Rewrite the ConcurrentHashMap text from "ConcurrentHashMap is the" up to and including "LOCK (volatile read)", replacing "crown jewel" with "centerpiece".

TEXT EXCERPT.
◇ ◇ ◇ ◇ ◇
Skip to main content

Command Palette

Search for a command to run...

Deep Dive (java.util.concurrent) -ConcurrentHashMap

Lock Striping and Concurrency

Published
8 min read

"The map that lets multiple threads read and write simultaneously — without tearing itself apart."

ConcurrentHashMap is the crown jewel of java.util.concurrent. This deep dive covers its evolution from segmented locks (Java 7) to CAS + synchronized nodes (Java 8+), and explains how it achieves thread-safe O(1) operations without global locking.


Why Not Just Synchronize HashMap?

// Option 1: Collections.synchronizedMap — SLOW
Map<String, Integer> sync = Collections.synchronizedMap(new HashMap<>());
// Every method acquires the SAME lock:
// Thread A: sync.get("x") → LOCKED → Thread B waits for ANY operation
// Thread C: sync.put("y", 1) → waits for Thread A to finish get()!

// Option 2: ConcurrentHashMap — FAST
ConcurrentHashMap<String, Integer> chm = new ConcurrentHashMap<>();
// Thread A: chm.get("x") → NO LOCK (volatile read)
// Thread B: chm.put("y", 1) → locks only bucket for "y"
// Thread C: chm.put("z", 2) → locks only bucket for "z" (different bucket!)

Java 7: Segmented Locking (Historical)

In Java 7, ConcurrentHashMap used an array of Segments, each being a mini-HashMap with its own lock:

Limitations of Java 7 approach:

  • Fixed number of segments (default 16)
◇ ◇ ◇ ◇ ◇
PROVIDED DATA.
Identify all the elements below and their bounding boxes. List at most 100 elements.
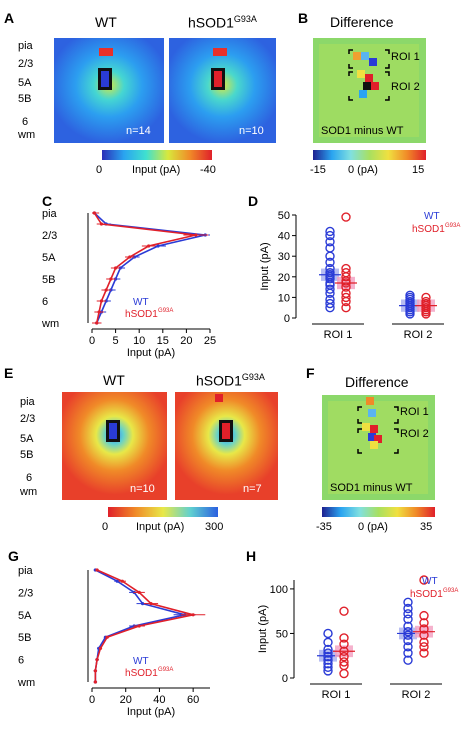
data-point [109, 277, 113, 281]
data-point [339, 651, 349, 662]
panel-label-h: H [246, 548, 257, 564]
legend-mut-sup: G93A [445, 223, 460, 229]
data-point [104, 288, 108, 292]
group-label: ROI 1 [324, 329, 353, 341]
data-point [341, 263, 351, 274]
panel-a-wt-heatmap: n=14 [54, 38, 164, 143]
panel-e-mut-n: n=7 [243, 483, 262, 495]
panel-e-wt-n: n=10 [130, 483, 155, 495]
data-point [114, 266, 118, 270]
data-point [403, 609, 413, 619]
data-point [339, 633, 349, 643]
legend-wt: WT [133, 297, 149, 308]
layer-label: 6 [22, 116, 29, 128]
data-point [325, 243, 335, 253]
layer-label: wm [18, 129, 36, 141]
panel-a-mut-title: hSOD1G93A [188, 14, 257, 31]
data-point [325, 294, 335, 305]
panel-label-a: A [4, 10, 15, 26]
data-point [339, 606, 349, 616]
y-axis-label: Input (pA) [259, 242, 271, 290]
x-tick-label: 15 [157, 335, 169, 347]
data-point [339, 657, 349, 667]
colorbar-max: 300 [205, 521, 224, 533]
panel-b-caption: SOD1 minus WT [321, 125, 404, 137]
colorbar-min: 0 [102, 521, 109, 533]
legend-mut-sup: G93A [158, 308, 173, 314]
data-point [339, 660, 349, 671]
panel-a-mut-n: n=10 [239, 125, 264, 137]
panel-label-g: G [8, 548, 19, 564]
data-point [405, 290, 415, 301]
data-point [323, 637, 333, 648]
panel-e-colorbar [108, 507, 218, 517]
data-point [341, 288, 351, 298]
data-point [323, 648, 333, 658]
data-point [132, 255, 137, 259]
data-point [419, 575, 429, 585]
y-tick-label: 0 [282, 673, 288, 685]
data-point [323, 662, 333, 673]
group-label: ROI 2 [404, 329, 433, 341]
data-point [325, 263, 335, 274]
data-point [419, 618, 429, 628]
data-point [99, 299, 104, 303]
y-tick-label: 40 [278, 231, 290, 243]
y-tick-label: wm [41, 318, 59, 330]
y-tick-label: 10 [278, 292, 290, 304]
colorbar-mid: 0 (pA) [348, 164, 378, 176]
data-point [99, 222, 104, 226]
legend-mut: hSOD1 [410, 589, 443, 600]
data-point [419, 637, 429, 648]
colorbar-unit: Input (pA) [132, 164, 181, 176]
colorbar-min: -35 [316, 521, 332, 533]
data-point [97, 310, 101, 314]
data-point [137, 590, 141, 594]
data-point [147, 244, 151, 248]
panel-e-wt-heatmap: n=10 [62, 392, 167, 500]
legend-wt: WT [133, 656, 149, 667]
data-point [341, 282, 351, 292]
legend-mut-sup: G93A [158, 667, 173, 673]
panel-label-c: C [42, 193, 53, 209]
x-tick-label: 10 [133, 335, 145, 347]
legend-wt: WT [422, 576, 438, 587]
panel-label-d: D [248, 193, 259, 209]
data-point [128, 255, 132, 259]
data-point [325, 257, 335, 268]
panel-d-roi-chart: 0 10 20 30 40 50 Input (pA) ROI 1 ROI 2 WT hSOD1 G9… [259, 210, 460, 341]
y-tick-label: 5A [18, 610, 32, 622]
data-point [92, 211, 96, 215]
data-point [149, 602, 153, 606]
colorbar-max: 35 [420, 521, 433, 533]
data-point [140, 602, 145, 606]
roi2-label: ROI 2 [391, 81, 420, 93]
colorbar-max: 15 [412, 164, 425, 176]
layer-label: wm [20, 486, 38, 498]
data-point [323, 644, 333, 655]
data-point [95, 658, 99, 662]
roi1-label: ROI 1 [400, 406, 429, 418]
x-axis-label: Input (pA) [127, 706, 175, 718]
colorbar-min: 0 [96, 164, 103, 176]
y-tick-label: pia [42, 208, 58, 220]
data-point [325, 237, 335, 247]
layer-label: 5A [20, 433, 34, 445]
data-point [323, 628, 333, 639]
data-point [93, 669, 97, 673]
data-point [403, 603, 413, 614]
y-tick-label: 6 [18, 655, 24, 667]
data-point [341, 267, 351, 278]
data-point [421, 292, 431, 303]
data-point [403, 642, 413, 652]
roi1-label: ROI 1 [391, 51, 420, 63]
colorbar-mid: 0 (pA) [358, 521, 388, 533]
x-tick-label: 0 [89, 335, 95, 347]
y-tick-label: 50 [276, 628, 288, 640]
panel-a-mut-heatmap: n=10 [169, 38, 276, 143]
panel-a-colorbar [102, 150, 212, 160]
data-point [339, 668, 349, 679]
data-point [325, 226, 335, 237]
group-label: ROI 2 [402, 689, 431, 701]
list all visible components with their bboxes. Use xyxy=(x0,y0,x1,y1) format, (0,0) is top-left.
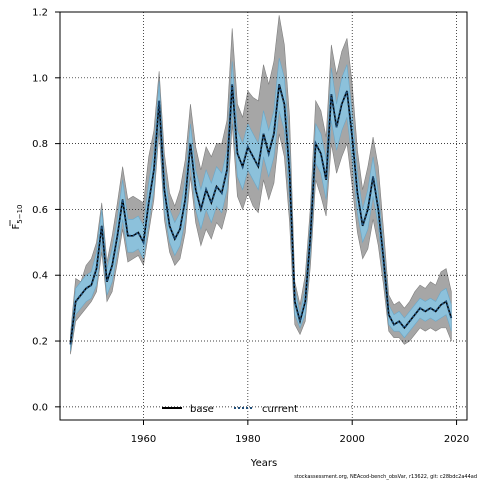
◇ ◇ ◇ ◇ ◇
FINAL RESULT.
ConcurrentHashMap is the centerpiece of java.util.concurrent. This deep dive covers its evolution from segmented locks (Java 7) to CAS + synchronized nodes (Java 8+), and explains how it achieves thread-safe O(1) operations without global locking.


Why Not Just Synchronize HashMap?

// Option 1: Collections.synchronizedMap — SLOW
Map<String, Integer> sync = Collections.synchronizedMap(new HashMap<>());
// Every method acquires the SAME lock:
// Thread A: sync.get("x") → LOCKED → Thread B waits for ANY operation
// Thread C: sync.put("y", 1) → waits for Thread A to finish get()!

// Option 2: ConcurrentHashMap — FAST
ConcurrentHashMap<String, Integer> chm = new ConcurrentHashMap<>();
// Thread A: chm.get("x") → NO LOCK (volatile read)